## Start Data
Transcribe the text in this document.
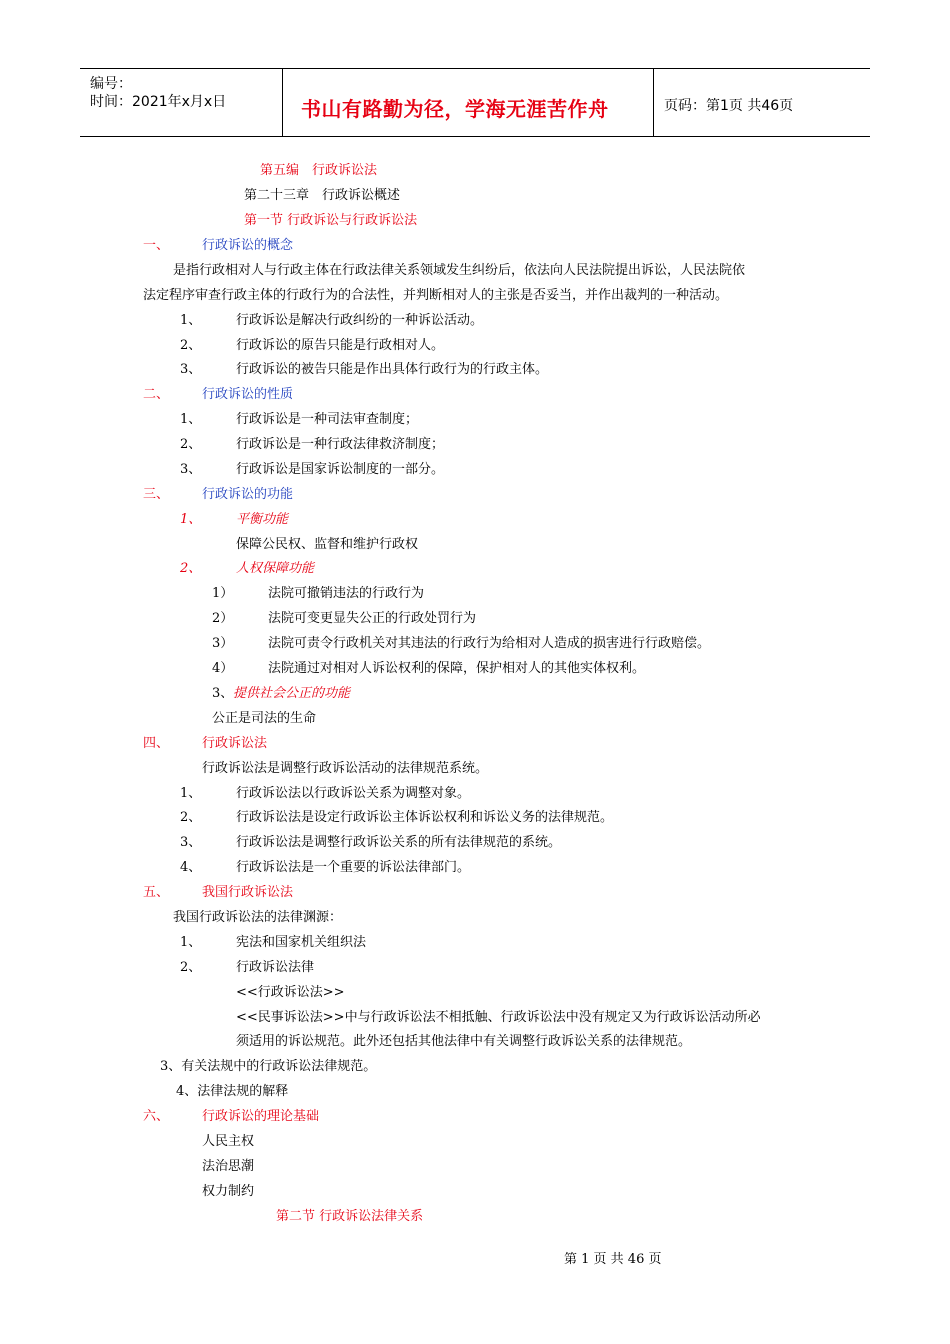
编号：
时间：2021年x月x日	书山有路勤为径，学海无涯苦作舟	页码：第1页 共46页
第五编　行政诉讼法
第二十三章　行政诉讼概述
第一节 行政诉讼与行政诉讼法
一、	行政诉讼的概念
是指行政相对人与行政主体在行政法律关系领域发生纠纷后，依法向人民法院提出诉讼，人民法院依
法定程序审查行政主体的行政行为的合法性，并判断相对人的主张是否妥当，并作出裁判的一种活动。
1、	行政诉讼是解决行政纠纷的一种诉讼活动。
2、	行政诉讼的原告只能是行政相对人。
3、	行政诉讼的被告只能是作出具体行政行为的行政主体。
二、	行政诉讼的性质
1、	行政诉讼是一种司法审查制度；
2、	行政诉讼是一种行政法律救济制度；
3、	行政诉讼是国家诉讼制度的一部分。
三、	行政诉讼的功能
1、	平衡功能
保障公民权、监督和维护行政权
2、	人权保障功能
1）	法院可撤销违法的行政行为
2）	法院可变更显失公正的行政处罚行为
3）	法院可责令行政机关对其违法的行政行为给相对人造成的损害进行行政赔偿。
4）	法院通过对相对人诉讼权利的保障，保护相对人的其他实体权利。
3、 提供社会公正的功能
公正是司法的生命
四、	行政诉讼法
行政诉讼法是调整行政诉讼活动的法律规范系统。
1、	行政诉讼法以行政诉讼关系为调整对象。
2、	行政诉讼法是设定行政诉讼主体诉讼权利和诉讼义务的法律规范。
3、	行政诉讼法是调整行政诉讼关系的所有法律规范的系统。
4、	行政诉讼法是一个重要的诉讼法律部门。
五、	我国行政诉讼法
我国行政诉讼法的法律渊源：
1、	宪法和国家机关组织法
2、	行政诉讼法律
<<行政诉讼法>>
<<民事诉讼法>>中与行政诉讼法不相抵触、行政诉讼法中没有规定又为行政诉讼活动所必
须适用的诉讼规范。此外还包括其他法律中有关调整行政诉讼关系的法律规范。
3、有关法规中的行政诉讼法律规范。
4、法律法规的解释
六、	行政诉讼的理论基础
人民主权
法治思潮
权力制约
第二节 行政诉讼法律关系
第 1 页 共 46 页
## End Data
## Start Data
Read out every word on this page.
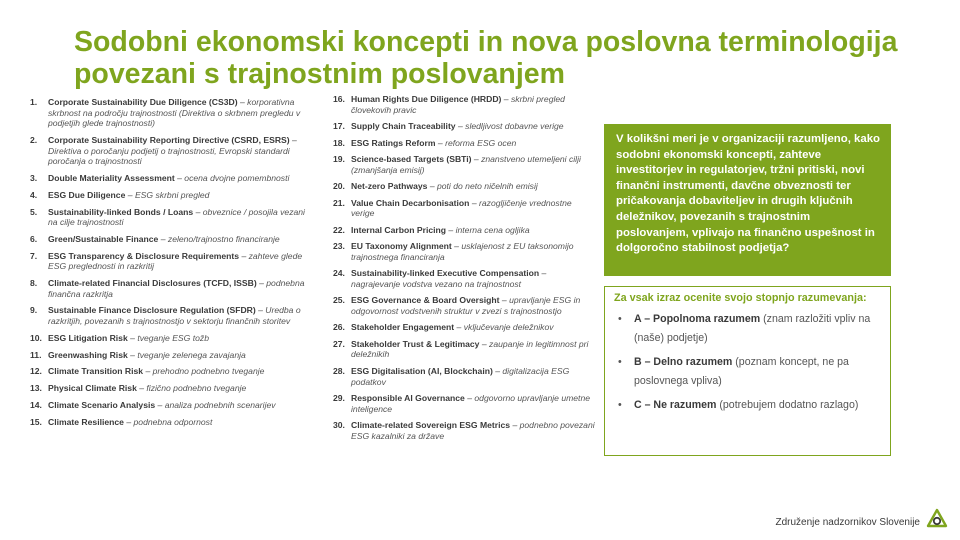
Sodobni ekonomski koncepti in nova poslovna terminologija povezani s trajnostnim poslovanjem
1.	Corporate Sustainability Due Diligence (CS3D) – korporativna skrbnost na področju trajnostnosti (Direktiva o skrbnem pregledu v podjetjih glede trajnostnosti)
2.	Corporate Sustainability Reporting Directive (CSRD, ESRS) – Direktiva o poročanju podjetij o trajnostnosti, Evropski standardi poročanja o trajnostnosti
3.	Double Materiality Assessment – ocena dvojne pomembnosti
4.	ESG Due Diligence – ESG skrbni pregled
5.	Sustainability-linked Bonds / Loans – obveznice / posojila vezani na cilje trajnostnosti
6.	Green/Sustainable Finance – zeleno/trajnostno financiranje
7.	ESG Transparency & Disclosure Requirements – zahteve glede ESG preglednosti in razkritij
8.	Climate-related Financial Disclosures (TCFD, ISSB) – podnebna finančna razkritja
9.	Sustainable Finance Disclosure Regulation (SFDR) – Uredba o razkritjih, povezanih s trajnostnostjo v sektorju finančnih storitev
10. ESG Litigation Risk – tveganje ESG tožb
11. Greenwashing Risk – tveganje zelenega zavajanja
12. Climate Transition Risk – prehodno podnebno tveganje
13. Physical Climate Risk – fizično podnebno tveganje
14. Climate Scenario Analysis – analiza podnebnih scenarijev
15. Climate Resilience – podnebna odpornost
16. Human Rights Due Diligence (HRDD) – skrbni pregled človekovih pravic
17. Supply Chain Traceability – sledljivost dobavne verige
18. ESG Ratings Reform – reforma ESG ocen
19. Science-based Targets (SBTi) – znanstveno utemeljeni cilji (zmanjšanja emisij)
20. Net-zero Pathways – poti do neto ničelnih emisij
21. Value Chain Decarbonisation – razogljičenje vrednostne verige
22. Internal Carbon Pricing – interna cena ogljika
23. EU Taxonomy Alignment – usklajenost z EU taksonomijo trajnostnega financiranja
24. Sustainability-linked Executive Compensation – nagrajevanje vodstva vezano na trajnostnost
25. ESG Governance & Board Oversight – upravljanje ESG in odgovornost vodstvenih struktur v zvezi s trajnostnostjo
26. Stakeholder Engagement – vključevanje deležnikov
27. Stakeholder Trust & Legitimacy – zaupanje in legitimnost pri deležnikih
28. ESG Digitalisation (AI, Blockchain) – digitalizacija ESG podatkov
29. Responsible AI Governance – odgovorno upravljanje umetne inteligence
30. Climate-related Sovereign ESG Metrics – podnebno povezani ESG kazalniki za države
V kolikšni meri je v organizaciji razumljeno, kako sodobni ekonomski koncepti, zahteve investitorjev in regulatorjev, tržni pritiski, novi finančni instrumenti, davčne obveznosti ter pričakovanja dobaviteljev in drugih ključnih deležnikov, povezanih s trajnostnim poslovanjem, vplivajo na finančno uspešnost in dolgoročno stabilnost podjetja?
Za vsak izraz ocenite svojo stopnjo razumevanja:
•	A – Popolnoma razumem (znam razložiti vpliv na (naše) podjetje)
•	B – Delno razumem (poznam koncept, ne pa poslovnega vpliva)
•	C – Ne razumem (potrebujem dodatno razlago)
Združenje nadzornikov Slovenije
## End Data
### Directive
Above are several records. Count the lines among them that contain "skrbni" and give only the total.

### Exercise answer
2